What is required:
Every line below should be copied exactly; drop the pictures.

################

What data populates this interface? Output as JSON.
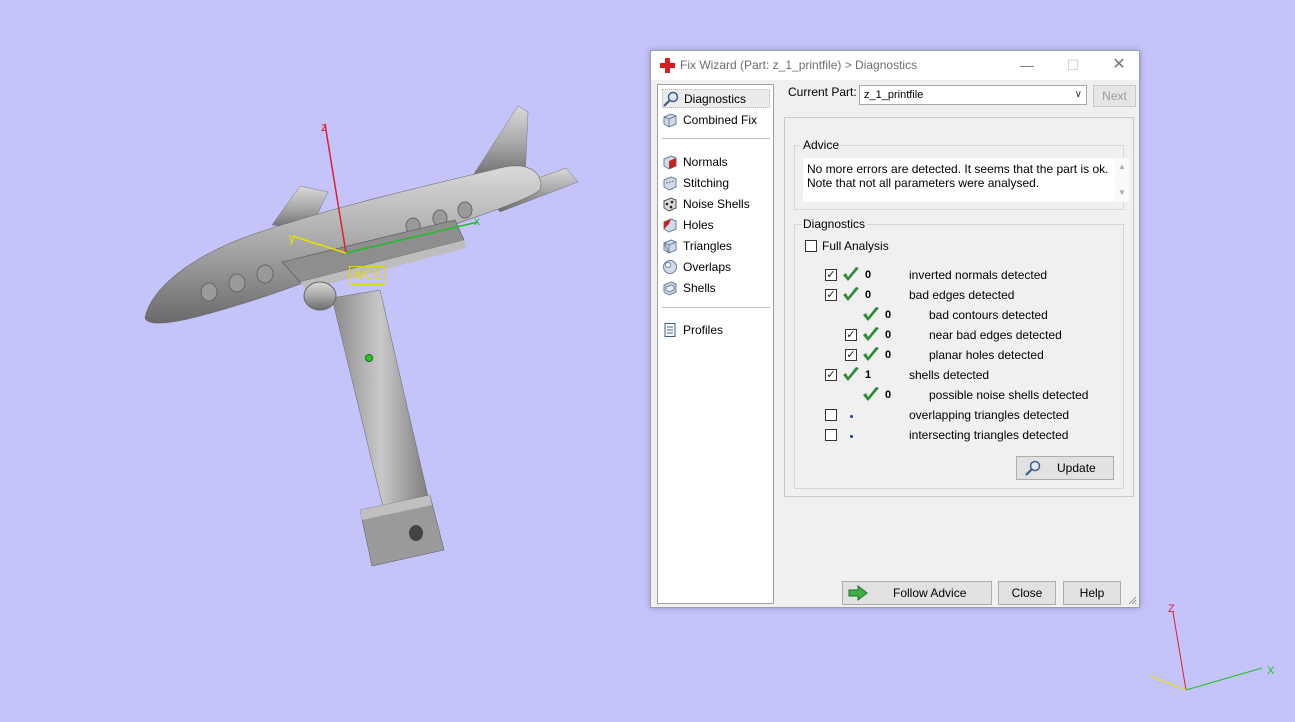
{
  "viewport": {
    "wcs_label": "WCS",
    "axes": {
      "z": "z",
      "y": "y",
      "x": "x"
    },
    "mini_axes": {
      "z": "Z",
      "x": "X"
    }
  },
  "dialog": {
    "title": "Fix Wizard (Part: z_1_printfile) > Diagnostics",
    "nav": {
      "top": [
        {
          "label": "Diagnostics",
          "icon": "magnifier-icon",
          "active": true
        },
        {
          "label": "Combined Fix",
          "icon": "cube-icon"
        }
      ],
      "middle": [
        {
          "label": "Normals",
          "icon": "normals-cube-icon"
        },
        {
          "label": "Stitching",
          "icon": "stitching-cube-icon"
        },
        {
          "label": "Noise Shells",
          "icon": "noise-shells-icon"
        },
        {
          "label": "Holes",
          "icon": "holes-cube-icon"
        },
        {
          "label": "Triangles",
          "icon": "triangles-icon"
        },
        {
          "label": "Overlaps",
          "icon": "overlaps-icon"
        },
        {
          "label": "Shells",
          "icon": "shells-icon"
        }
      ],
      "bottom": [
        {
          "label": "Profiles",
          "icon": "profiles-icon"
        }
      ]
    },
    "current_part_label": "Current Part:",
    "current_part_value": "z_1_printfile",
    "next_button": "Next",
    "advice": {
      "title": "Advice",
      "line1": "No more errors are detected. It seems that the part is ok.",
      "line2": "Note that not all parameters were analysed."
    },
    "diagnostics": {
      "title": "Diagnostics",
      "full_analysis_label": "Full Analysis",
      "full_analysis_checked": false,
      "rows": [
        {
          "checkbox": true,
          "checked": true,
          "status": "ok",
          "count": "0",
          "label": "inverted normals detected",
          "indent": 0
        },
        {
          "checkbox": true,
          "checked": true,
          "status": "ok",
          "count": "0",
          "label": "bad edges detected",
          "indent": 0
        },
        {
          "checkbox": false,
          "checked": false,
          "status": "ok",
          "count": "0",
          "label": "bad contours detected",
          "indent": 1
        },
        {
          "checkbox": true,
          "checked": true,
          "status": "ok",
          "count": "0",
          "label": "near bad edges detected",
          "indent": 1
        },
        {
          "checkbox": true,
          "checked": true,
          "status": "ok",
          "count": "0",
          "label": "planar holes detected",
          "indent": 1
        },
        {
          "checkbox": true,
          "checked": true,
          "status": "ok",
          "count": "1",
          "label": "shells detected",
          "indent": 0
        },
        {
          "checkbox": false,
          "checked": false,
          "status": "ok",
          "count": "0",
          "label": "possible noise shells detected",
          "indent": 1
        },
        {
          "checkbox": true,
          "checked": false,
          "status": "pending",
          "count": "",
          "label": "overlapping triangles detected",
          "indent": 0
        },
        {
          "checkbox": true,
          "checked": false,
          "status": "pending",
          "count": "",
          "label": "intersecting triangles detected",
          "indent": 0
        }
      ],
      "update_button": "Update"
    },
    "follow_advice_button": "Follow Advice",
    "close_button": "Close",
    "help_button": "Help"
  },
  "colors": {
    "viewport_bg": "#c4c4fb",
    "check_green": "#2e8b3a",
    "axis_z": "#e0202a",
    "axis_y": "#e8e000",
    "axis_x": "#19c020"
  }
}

################

Reply:
What data populates this interface? Output as JSON.
{
  "viewport": {
    "wcs_label": "WCS",
    "axes": {
      "z": "z",
      "y": "y",
      "x": "x"
    },
    "mini_axes": {
      "z": "Z",
      "x": "X"
    }
  },
  "dialog": {
    "title": "Fix Wizard (Part: z_1_printfile) > Diagnostics",
    "nav": {
      "top": [
        {
          "label": "Diagnostics",
          "icon": "magnifier-icon",
          "active": true
        },
        {
          "label": "Combined Fix",
          "icon": "cube-icon"
        }
      ],
      "middle": [
        {
          "label": "Normals",
          "icon": "normals-cube-icon"
        },
        {
          "label": "Stitching",
          "icon": "stitching-cube-icon"
        },
        {
          "label": "Noise Shells",
          "icon": "noise-shells-icon"
        },
        {
          "label": "Holes",
          "icon": "holes-cube-icon"
        },
        {
          "label": "Triangles",
          "icon": "triangles-icon"
        },
        {
          "label": "Overlaps",
          "icon": "overlaps-icon"
        },
        {
          "label": "Shells",
          "icon": "shells-icon"
        }
      ],
      "bottom": [
        {
          "label": "Profiles",
          "icon": "profiles-icon"
        }
      ]
    },
    "current_part_label": "Current Part:",
    "current_part_value": "z_1_printfile",
    "next_button": "Next",
    "advice": {
      "title": "Advice",
      "line1": "No more errors are detected. It seems that the part is ok.",
      "line2": "Note that not all parameters were analysed."
    },
    "diagnostics": {
      "title": "Diagnostics",
      "full_analysis_label": "Full Analysis",
      "full_analysis_checked": false,
      "rows": [
        {
          "checkbox": true,
          "checked": true,
          "status": "ok",
          "count": "0",
          "label": "inverted normals detected",
          "indent": 0
        },
        {
          "checkbox": true,
          "checked": true,
          "status": "ok",
          "count": "0",
          "label": "bad edges detected",
          "indent": 0
        },
        {
          "checkbox": false,
          "checked": false,
          "status": "ok",
          "count": "0",
          "label": "bad contours detected",
          "indent": 1
        },
        {
          "checkbox": true,
          "checked": true,
          "status": "ok",
          "count": "0",
          "label": "near bad edges detected",
          "indent": 1
        },
        {
          "checkbox": true,
          "checked": true,
          "status": "ok",
          "count": "0",
          "label": "planar holes detected",
          "indent": 1
        },
        {
          "checkbox": true,
          "checked": true,
          "status": "ok",
          "count": "1",
          "label": "shells detected",
          "indent": 0
        },
        {
          "checkbox": false,
          "checked": false,
          "status": "ok",
          "count": "0",
          "label": "possible noise shells detected",
          "indent": 1
        },
        {
          "checkbox": true,
          "checked": false,
          "status": "pending",
          "count": "",
          "label": "overlapping triangles detected",
          "indent": 0
        },
        {
          "checkbox": true,
          "checked": false,
          "status": "pending",
          "count": "",
          "label": "intersecting triangles detected",
          "indent": 0
        }
      ],
      "update_button": "Update"
    },
    "follow_advice_button": "Follow Advice",
    "close_button": "Close",
    "help_button": "Help"
  },
  "colors": {
    "viewport_bg": "#c4c4fb",
    "check_green": "#2e8b3a",
    "axis_z": "#e0202a",
    "axis_y": "#e8e000",
    "axis_x": "#19c020"
  }
}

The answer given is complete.